## PROVIDED RECORDS
━━━━━━━━━━━━━━━━━━━━
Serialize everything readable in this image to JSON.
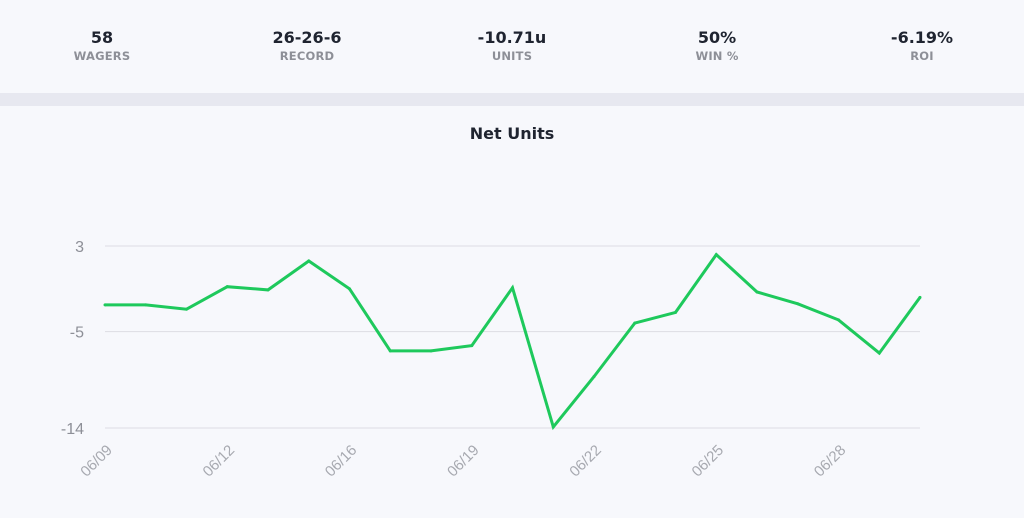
{
  "stats": [
    {
      "value": "58",
      "label": "WAGERS"
    },
    {
      "value": "26-26-6",
      "label": "RECORD"
    },
    {
      "value": "-10.71u",
      "label": "UNITS"
    },
    {
      "value": "50%",
      "label": "WIN %"
    },
    {
      "value": "-6.19%",
      "label": "ROI"
    }
  ],
  "colors": {
    "line": "#1ec95c",
    "grid": "#dcdde3",
    "background": "#f7f8fc",
    "band": "#e7e8f0"
  },
  "chart_data": {
    "type": "line",
    "title": "Net Units",
    "xlabel": "",
    "ylabel": "",
    "ylim": [
      -14,
      3
    ],
    "y_ticks": [
      3,
      -5,
      -14
    ],
    "grid": true,
    "x_tick_labels": [
      "06/09",
      "06/12",
      "06/16",
      "06/19",
      "06/22",
      "06/25",
      "06/28"
    ],
    "x_tick_indices": [
      0,
      3,
      6,
      9,
      12,
      15,
      18
    ],
    "series": [
      {
        "values": [
          -2.5,
          -2.5,
          -2.9,
          -0.8,
          -1.1,
          1.6,
          -1.0,
          -6.8,
          -6.8,
          -6.3,
          -0.9,
          -13.9,
          -9.2,
          -4.2,
          -3.2,
          2.2,
          -1.3,
          -2.4,
          -3.9,
          -7.0,
          -1.8
        ]
      }
    ]
  }
}
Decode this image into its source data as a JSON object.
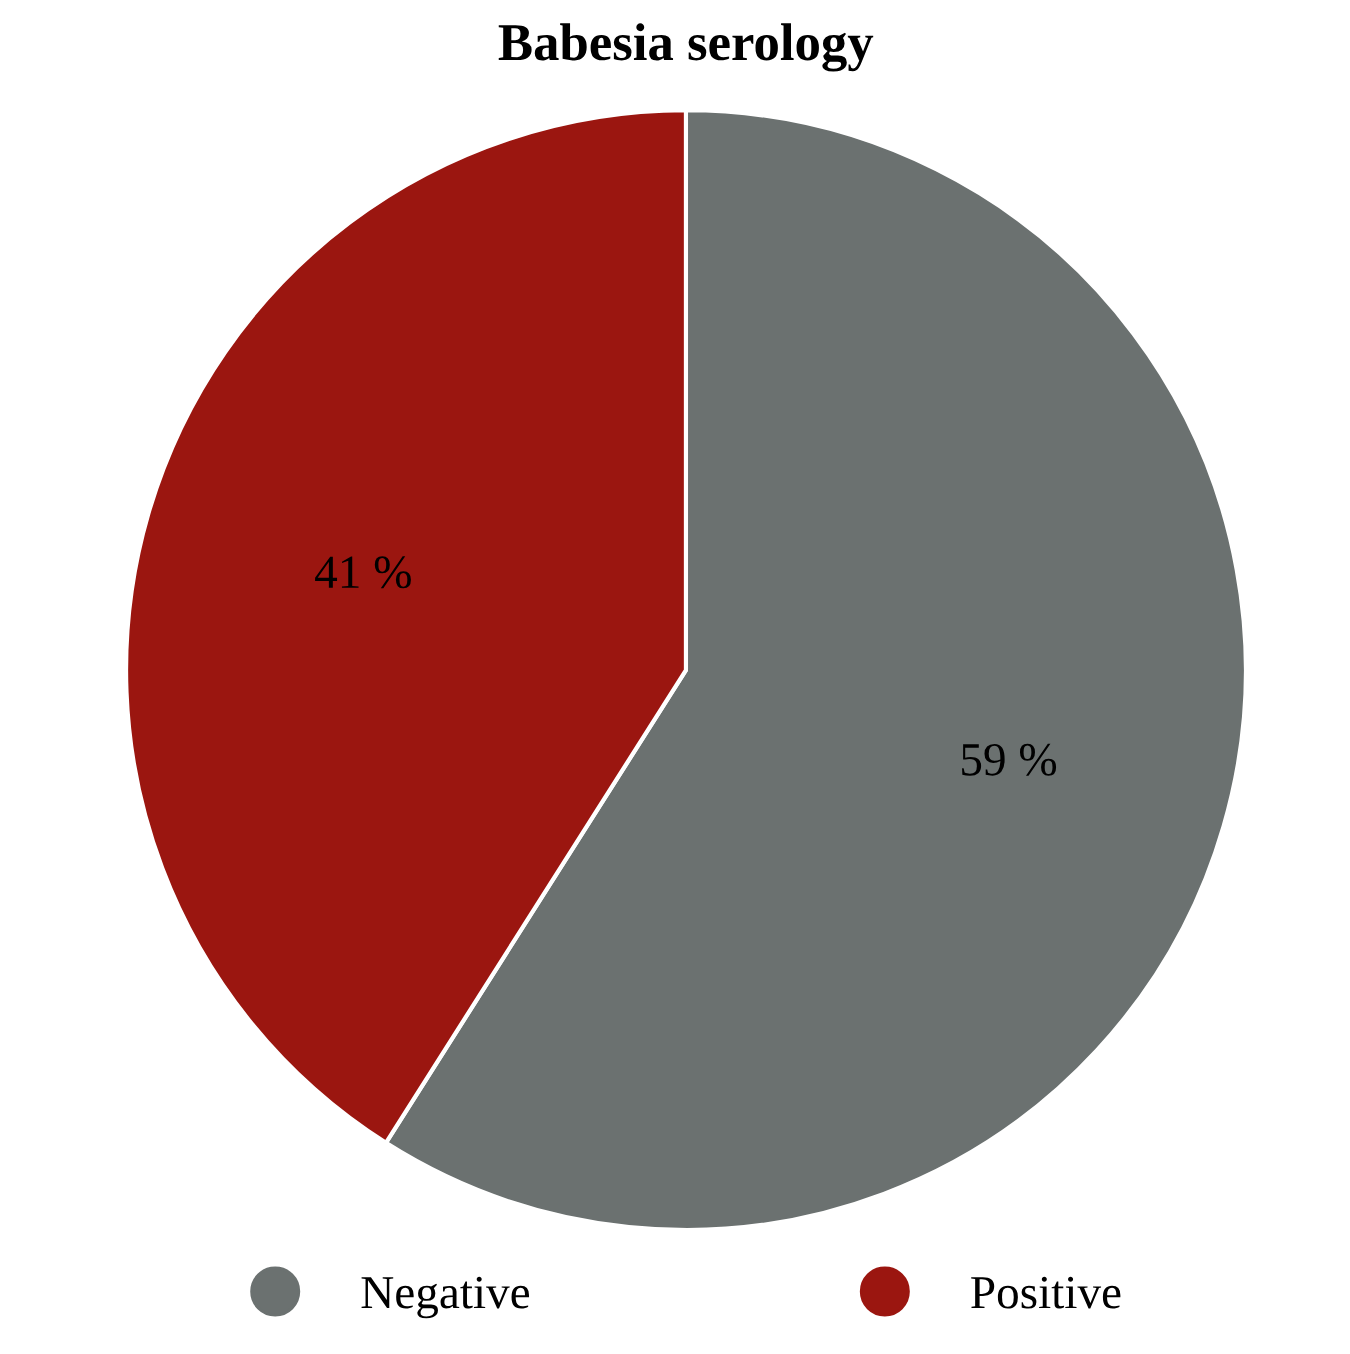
{
  "chart_data": {
    "type": "pie",
    "title": "Babesia serology",
    "categories": [
      "Negative",
      "Positive"
    ],
    "values": [
      59,
      41
    ],
    "colors": [
      "#6b7170",
      "#9b1610"
    ],
    "value_labels": [
      "59 %",
      "41 %"
    ],
    "legend": "bottom"
  }
}
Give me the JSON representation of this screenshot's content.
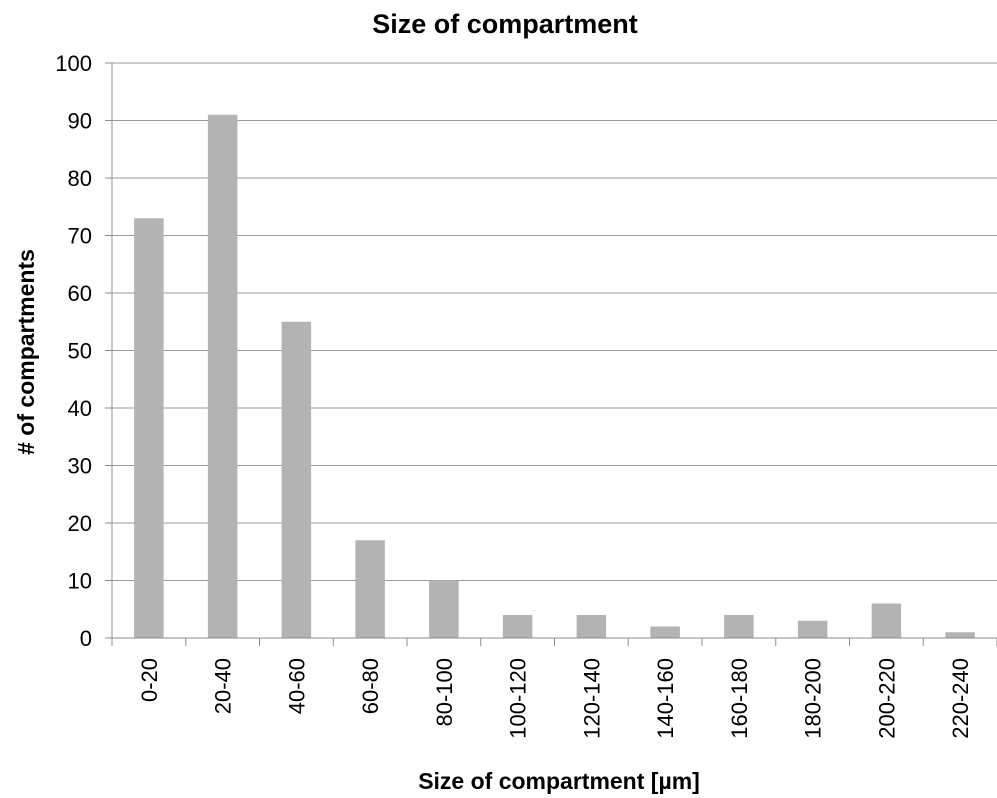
{
  "chart_data": {
    "type": "bar",
    "title": "Size of compartment",
    "xlabel": "Size of compartment [µm]",
    "ylabel": "# of compartments",
    "categories": [
      "0-20",
      "20-40",
      "40-60",
      "60-80",
      "80-100",
      "100-120",
      "120-140",
      "140-160",
      "160-180",
      "180-200",
      "200-220",
      "220-240"
    ],
    "values": [
      73,
      91,
      55,
      17,
      10,
      4,
      4,
      2,
      4,
      3,
      6,
      1
    ],
    "ylim": [
      0,
      100
    ],
    "yticks": [
      0,
      10,
      20,
      30,
      40,
      50,
      60,
      70,
      80,
      90,
      100
    ],
    "grid": true,
    "legend": "none",
    "colors": {
      "bar": "#b3b3b3",
      "grid": "#9a9a9a",
      "axis": "#8c8c8c",
      "text": "#000000"
    }
  }
}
━━━━━━━━━━━━━━━━━━━━
Everything from the line containing "Give me the" through the last line of the entries must be repeated verbatim, except pictures.

## SOLVED EXERCISE
Give me the JSON representation of this screenshot's content.
{
  "chart_data": {
    "type": "bar",
    "title": "Size of compartment",
    "xlabel": "Size of compartment [µm]",
    "ylabel": "# of compartments",
    "categories": [
      "0-20",
      "20-40",
      "40-60",
      "60-80",
      "80-100",
      "100-120",
      "120-140",
      "140-160",
      "160-180",
      "180-200",
      "200-220",
      "220-240"
    ],
    "values": [
      73,
      91,
      55,
      17,
      10,
      4,
      4,
      2,
      4,
      3,
      6,
      1
    ],
    "ylim": [
      0,
      100
    ],
    "yticks": [
      0,
      10,
      20,
      30,
      40,
      50,
      60,
      70,
      80,
      90,
      100
    ],
    "grid": true,
    "legend": "none",
    "colors": {
      "bar": "#b3b3b3",
      "grid": "#9a9a9a",
      "axis": "#8c8c8c",
      "text": "#000000"
    }
  }
}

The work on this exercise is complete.